▶ Source text
Rental returns on residential investment properties have been steadily declining for more than 20 years, while capital returns have generally been much higher but also more erratic, according to research by Colliers International.

Based on the REINZ’s median selling prices and the average rent figures compiled by the Ministry of Business, Innovation and Employment’s tenancy bond centre, both of which Colliers has tracked since 1993, net rental income returns* have dropped from 5.4% (pre-tax) in the third quarter of 1993 to 3.3% in the third quarter of this year, with the decline being slow and steady (refer tables below).

Over the same period, capital returns, (the annual improvement or decline in a property’s capital value) have been far more volatile, dipping into negative territory twice since 1993, in 2008/2009 and again at the end of 2010 and the start of 2011.

The peak period for capital returns since 1993 was the first quarter of 2004, when they hit 20.5% on an annualised basis.

In the Auckland residential property market, net rental income returns have also declined steadily but at a faster pace, falling from 5.7% in 1993 to 2.6% in the third quarter of this year, which means they have more than halved over that period.

▶ Extracted records

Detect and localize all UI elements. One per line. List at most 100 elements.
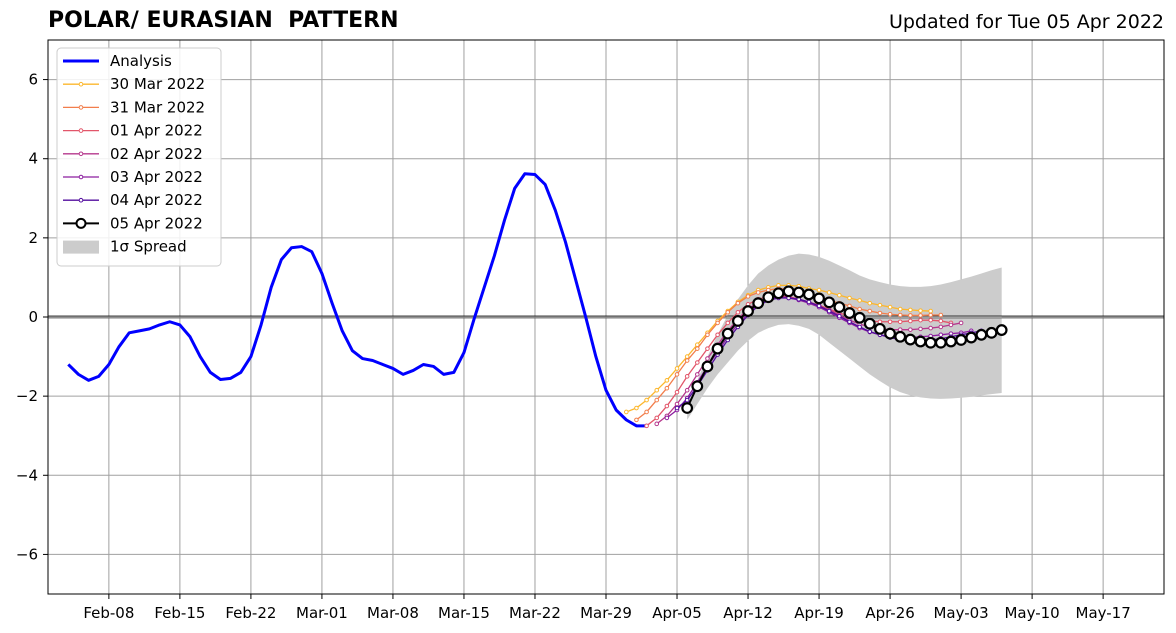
- forecast-point: [623, 409, 629, 415]
- forecast-point: [897, 306, 903, 312]
- legend-marker: [78, 128, 84, 133]
- forecast-point: [847, 319, 852, 325]
- forecast-point: [654, 397, 660, 403]
- forecast-point: [806, 299, 812, 305]
- forecast-point: [664, 403, 670, 409]
- forecast-point: [985, 326, 998, 339]
- legend-marker: [78, 174, 84, 180]
- legend-item: 05 Apr 2022: [63, 214, 203, 232]
- forecast-point: [715, 332, 720, 338]
- forecast-point: [782, 285, 795, 298]
- forecast-point: [654, 387, 660, 393]
- legend-label: 05 Apr 2022: [110, 214, 203, 232]
- forecast-point: [674, 389, 680, 395]
- forecast-point: [884, 327, 896, 340]
- forecast-point: [863, 317, 876, 330]
- forecast-point: [918, 308, 923, 313]
- forecast-point: [867, 329, 873, 334]
- y-tick-label: 0: [28, 308, 38, 326]
- legend-item: 31 Mar 2022: [63, 98, 205, 116]
- legend-label: 01 Apr 2022: [110, 122, 203, 140]
- spread-band: [687, 253, 1002, 420]
- forecast-point: [938, 332, 944, 338]
- forecast-point: [995, 324, 1008, 336]
- x-tick-label: May-17: [1076, 604, 1131, 622]
- forecast-point: [928, 308, 933, 314]
- chart-title: POLAR/ EURASIAN PATTERN: [48, 8, 399, 33]
- legend: Analysis 30 Mar 2022 31 Mar 2022 01 Apr 202…: [56, 47, 222, 267]
- forecast-point: [725, 320, 731, 326]
- forecast-point: [918, 317, 923, 323]
- analysis-line: [67, 172, 647, 428]
- forecast-point: [715, 320, 720, 326]
- forecast-point: [654, 415, 660, 421]
- forecast-point: [681, 402, 694, 414]
- legend-marker: [78, 81, 84, 87]
- forecast-point: [857, 324, 862, 330]
- forecast-series: [681, 285, 1008, 414]
- forecast-point: [705, 346, 710, 351]
- forecast-point: [958, 320, 964, 326]
- forecast-point: [644, 397, 649, 403]
- forecast-point: [725, 309, 731, 315]
- forecast-point: [803, 288, 815, 301]
- x-tick-label: Feb-08: [83, 604, 134, 622]
- forecast-point: [928, 317, 933, 323]
- x-tick-label: Mar-22: [509, 604, 561, 622]
- x-tick-label: Mar-29: [580, 604, 632, 622]
- forecast-point: [908, 327, 913, 332]
- forecast-point: [721, 327, 734, 340]
- forecast-point: [853, 311, 866, 324]
- legend-label: 31 Mar 2022: [110, 98, 205, 116]
- forecast-point: [826, 290, 832, 295]
- forecast-point: [684, 374, 690, 379]
- forecast-point: [792, 286, 805, 299]
- forecast-point: [664, 415, 670, 421]
- legend-label: 30 Mar 2022: [110, 75, 205, 93]
- forecast-point: [813, 292, 825, 305]
- forecast-point: [837, 292, 842, 298]
- forecast-point: [938, 312, 944, 318]
- forecast-point: [674, 372, 680, 377]
- forecast-point: [897, 319, 903, 325]
- forecast-point: [701, 360, 714, 373]
- forecast-point: [908, 318, 913, 324]
- forecast-point: [867, 300, 873, 306]
- x-tick-label: May-03: [933, 604, 988, 622]
- legend-item: 01 Apr 2022: [63, 122, 203, 140]
- forecast-point: [857, 306, 862, 312]
- forecast-point: [908, 313, 913, 318]
- forecast-point: [897, 312, 903, 318]
- forecast-point: [695, 372, 700, 377]
- forecast-point: [634, 405, 639, 411]
- x-tick-label: Apr-26: [865, 604, 915, 622]
- forecast-point: [867, 308, 873, 314]
- forecast-point: [823, 296, 836, 309]
- forecast-point: [664, 385, 670, 391]
- updated-date: Updated for Tue 05 Apr 2022: [888, 11, 1164, 33]
- forecast-point: [945, 335, 957, 348]
- legend-marker: [78, 197, 84, 203]
- forecast-point: [684, 387, 690, 393]
- forecast-point: [745, 294, 751, 299]
- y-tick-label: 4: [28, 150, 38, 168]
- forecast-point: [711, 342, 724, 355]
- forecast-point: [826, 308, 832, 314]
- forecast-point: [975, 328, 988, 341]
- forecast-point: [735, 300, 741, 306]
- forecast-point: [938, 318, 944, 324]
- forecast-point: [772, 287, 785, 300]
- forecast-point: [877, 310, 883, 316]
- forecast-point: [684, 358, 690, 363]
- forecast-point: [705, 356, 710, 361]
- forecast-point: [674, 405, 680, 411]
- forecast-point: [918, 326, 923, 332]
- forecast-point: [833, 301, 846, 314]
- x-tick-label: Mar-15: [438, 604, 490, 622]
- y-tick-label: −4: [16, 466, 38, 484]
- x-tick-label: May-10: [1004, 604, 1059, 622]
- forecast-point: [887, 304, 893, 310]
- forecast-point: [684, 397, 690, 403]
- legend-item: 03 Apr 2022: [63, 168, 203, 186]
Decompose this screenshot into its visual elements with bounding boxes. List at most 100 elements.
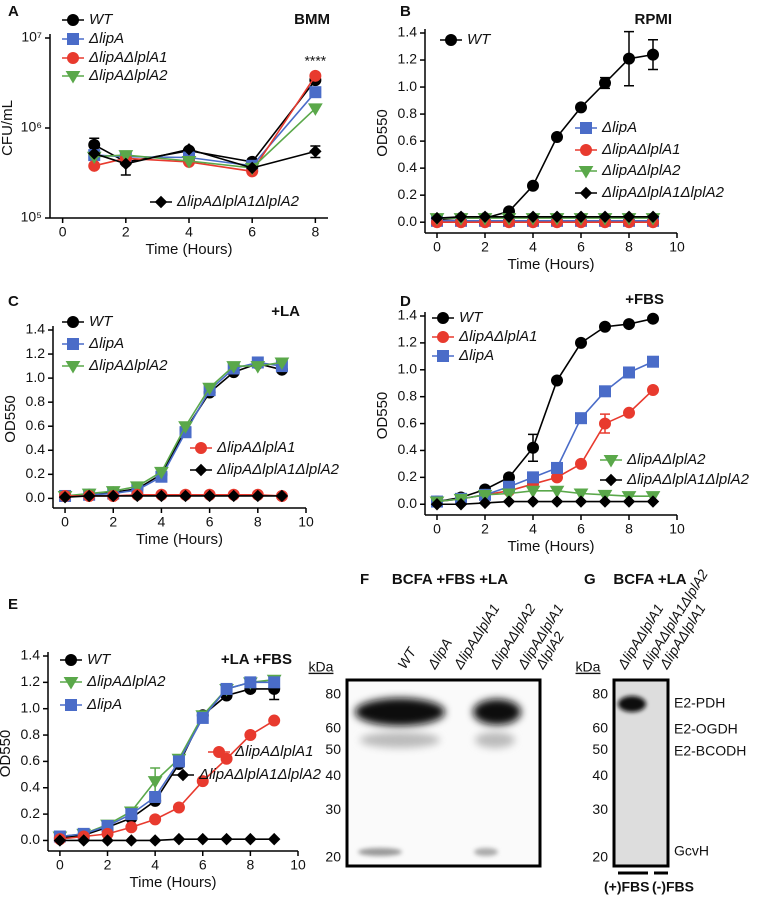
marker <box>182 143 196 156</box>
legend-label: ΔlipA <box>601 119 637 136</box>
x-tick-label: 8 <box>254 514 262 530</box>
legend-marker <box>67 316 79 328</box>
marker <box>125 821 138 834</box>
size-marker: 80 <box>325 686 341 702</box>
marker <box>623 406 635 419</box>
legend-label: ΔlipAΔlplA2 <box>626 451 706 468</box>
band-label: E2-BCODH <box>674 743 746 759</box>
series-line <box>65 495 282 498</box>
y-tick-label: 0.8 <box>26 393 46 409</box>
marker <box>267 832 281 846</box>
marker <box>623 366 635 379</box>
x-tick-label: 10 <box>669 521 685 537</box>
x-tick-label: 6 <box>577 239 585 255</box>
size-marker: 40 <box>592 767 608 783</box>
y-tick-label: 10⁷ <box>21 29 42 45</box>
y-tick-label: 0.4 <box>26 441 46 457</box>
marker <box>129 481 145 494</box>
legend-label: WT <box>459 309 484 326</box>
y-tick-label: 0.6 <box>398 414 418 430</box>
marker <box>526 495 540 508</box>
marker <box>550 210 564 223</box>
chart-title: +LA <box>271 303 300 320</box>
marker <box>220 752 233 765</box>
marker <box>599 417 611 430</box>
marker <box>647 48 659 61</box>
chart-title: BMM <box>294 11 330 28</box>
x-tick-label: 2 <box>481 239 489 255</box>
y-tick-label: 0.2 <box>398 186 418 202</box>
marker <box>155 489 168 503</box>
x-tick-label: 4 <box>529 239 537 255</box>
marker <box>149 813 162 826</box>
marker <box>598 495 612 508</box>
legend-marker <box>176 768 190 782</box>
marker <box>202 382 217 396</box>
marker <box>181 155 197 169</box>
marker <box>573 488 589 501</box>
y-tick-label: 0.4 <box>21 778 41 794</box>
marker <box>599 77 611 89</box>
y-tick-label: 1.4 <box>398 307 418 323</box>
legend-marker <box>65 699 77 711</box>
x-tick-label: 6 <box>199 857 207 873</box>
legend-label: ΔlipAΔlplA1 <box>88 49 168 66</box>
series-line <box>436 389 654 503</box>
legend-label: ΔlipAΔlplA2 <box>601 162 681 179</box>
legend-marker <box>580 144 592 156</box>
y-tick-label: 0.6 <box>26 417 46 433</box>
marker <box>196 711 209 724</box>
x-axis-label: Time (Hours) <box>146 241 233 258</box>
y-tick-label: 1.0 <box>398 360 418 376</box>
y-tick-label: 0.4 <box>398 159 418 175</box>
legend-label: WT <box>89 313 114 330</box>
x-tick-label: 6 <box>248 224 256 240</box>
legend-marker <box>579 186 593 200</box>
size-marker: 40 <box>325 767 341 783</box>
lane-label: ΔlipA <box>424 635 455 672</box>
marker <box>527 179 539 192</box>
marker <box>220 832 233 846</box>
marker <box>623 318 635 331</box>
x-tick-label: 6 <box>577 521 585 537</box>
panel-letter: D <box>400 293 411 310</box>
x-tick-label: 10 <box>290 857 306 873</box>
size-marker: 50 <box>592 741 608 757</box>
panel-letter: F <box>360 571 369 588</box>
marker <box>623 52 635 65</box>
marker <box>119 157 133 171</box>
legend-marker <box>580 122 592 134</box>
band-label: E2-PDH <box>674 695 725 711</box>
marker <box>251 489 265 503</box>
marker <box>268 714 281 727</box>
y-tick-label: 10⁶ <box>21 119 42 135</box>
legend-marker <box>194 463 208 477</box>
marker <box>244 676 257 689</box>
y-tick-label: 0.8 <box>398 105 418 121</box>
marker <box>107 489 120 503</box>
legend-marker <box>65 71 81 84</box>
x-axis-label: Time (Hours) <box>136 531 223 548</box>
marker <box>647 383 659 396</box>
marker <box>172 832 186 846</box>
blot-frame <box>612 678 670 868</box>
marker <box>599 320 611 333</box>
y-tick-label: 0.0 <box>21 831 41 847</box>
series-line <box>59 681 275 838</box>
size-marker: 80 <box>592 686 608 702</box>
legend-marker <box>578 166 594 179</box>
legend-marker <box>154 195 168 209</box>
x-tick-label: 8 <box>625 521 633 537</box>
marker <box>477 489 493 503</box>
series-line <box>436 215 653 219</box>
marker <box>172 801 185 814</box>
marker <box>149 790 162 803</box>
marker <box>178 421 193 434</box>
marker <box>622 495 636 508</box>
marker <box>131 489 144 503</box>
y-tick-label: 1.2 <box>398 334 418 350</box>
marker <box>526 210 540 223</box>
marker <box>574 210 588 223</box>
legend-marker <box>67 52 79 64</box>
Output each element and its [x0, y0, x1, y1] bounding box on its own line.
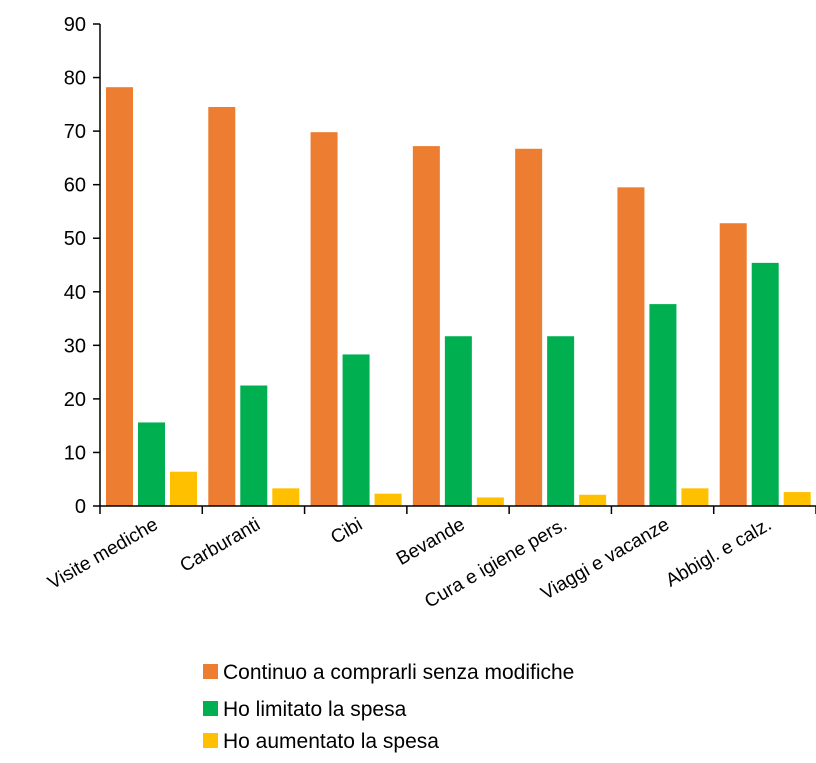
x-category-label-1: Carburanti — [177, 514, 264, 577]
bar-s0-c5 — [617, 187, 645, 506]
y-tick-label-80: 80 — [64, 68, 86, 90]
bar-s2-c6 — [783, 492, 811, 506]
bar-s1-c3 — [444, 336, 472, 506]
legend-label-2: Ho aumentato la spesa — [223, 730, 439, 753]
bar-s1-c1 — [240, 385, 268, 506]
axes-layer — [93, 23, 816, 514]
y-tick-label-40: 40 — [64, 282, 86, 304]
x-category-label-0: Visite mediche — [44, 514, 161, 594]
y-tick-label-70: 70 — [64, 121, 86, 143]
legend: Continuo a comprarli senza modifiche Ho l… — [203, 661, 574, 753]
bar-s1-c6 — [751, 262, 779, 506]
bar-s1-c5 — [649, 304, 677, 506]
bar-s1-c4 — [547, 336, 575, 506]
x-category-labels: Visite mediche Carburanti Cibi BevandeCura … — [44, 514, 775, 612]
legend-swatch-0 — [203, 664, 218, 679]
y-tick-label-50: 50 — [64, 228, 86, 250]
y-tick-label-90: 90 — [64, 14, 86, 36]
y-tick-label-30: 30 — [64, 335, 86, 357]
legend-label-0: Continuo a comprarli senza modifiche — [223, 661, 574, 684]
legend-label-1: Ho limitato la spesa — [223, 698, 407, 721]
x-category-label-6: Abbigl. e calz. — [662, 514, 775, 591]
bar-s0-c3 — [412, 146, 440, 507]
x-category-label-2: Cibi — [327, 514, 366, 549]
legend-swatch-2 — [203, 733, 218, 748]
bar-s1-c2 — [342, 354, 370, 506]
bar-s2-c1 — [272, 488, 300, 506]
y-tick-labels: 0 10 20 30 40 50 60 70 80 90 — [64, 14, 86, 518]
y-tick-label-60: 60 — [64, 175, 86, 197]
bar-s2-c4 — [579, 494, 607, 506]
bars-layer — [106, 87, 811, 507]
bar-s0-c1 — [208, 107, 236, 506]
x-category-label-3: Bevande — [393, 514, 468, 570]
bar-s2-c0 — [170, 471, 197, 506]
bar-s0-c6 — [719, 223, 747, 507]
bar-s0-c0 — [106, 87, 133, 506]
bar-s2-c3 — [476, 497, 504, 506]
bar-s2-c5 — [681, 488, 709, 506]
bar-s0-c2 — [310, 132, 338, 506]
y-tick-label-20: 20 — [64, 389, 86, 411]
bar-s1-c0 — [138, 422, 165, 506]
y-tick-label-0: 0 — [75, 496, 86, 518]
y-tick-label-10: 10 — [64, 442, 86, 464]
bar-s2-c2 — [374, 493, 402, 506]
legend-swatch-1 — [203, 701, 218, 716]
bar-s0-c4 — [515, 148, 543, 506]
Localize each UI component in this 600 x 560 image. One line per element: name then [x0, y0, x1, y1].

▶ Challenge A
Write out the passage on rental returns word for word, in full.
▶ Challenge B
From the entries, copy out exactly the lines from the line with "- forecast-point: [623, 409, 629, 415]" to the line with "- forecast-point: [654, 387, 660, 393]", including both of those lines and nothing else.

▶ Output A
Rental returns on residential investment properties have been steadily declining for more than 20 years, while capital returns have generally been much higher but also more erratic, according to research by Colliers International.

Based on the REINZ’s median selling prices and the average rent figures compiled by the Ministry of Business, Innovation and Employment’s tenancy bond centre, both of which Colliers has tracked since 1993, net rental income returns* have dropped from 5.4% (pre-tax) in the third quarter of 1993 to 3.3% in the third quarter of this year, with the decline being slow and steady (refer tables below).

Over the same period, capital returns, (the annual improvement or decline in a property’s capital value) have been far more volatile, dipping into negative territory twice since 1993, in 2008/2009 and again at the end of 2010 and the start of 2011.

The peak period for capital returns since 1993 was the first quarter of 2004, when they hit 20.5% on an annualised basis.

In the Auckland residential property market, net rental income returns have also declined steadily but at a faster pace, falling from 5.7% in 1993 to 2.6% in the third quarter of this year, which means they have more than halved over that period.

▶ Output B
- forecast-point: [623, 409, 629, 415]
- forecast-point: [897, 306, 903, 312]
- legend-marker: [78, 128, 84, 133]
- forecast-point: [847, 319, 852, 325]
- forecast-point: [654, 397, 660, 403]
- forecast-point: [806, 299, 812, 305]
- forecast-point: [664, 403, 670, 409]
- forecast-point: [985, 326, 998, 339]
- legend-marker: [78, 174, 84, 180]
- legend-item: 05 Apr 2022: [63, 214, 203, 232]
- forecast-point: [715, 332, 720, 338]
- forecast-point: [782, 285, 795, 298]
- forecast-point: [654, 387, 660, 393]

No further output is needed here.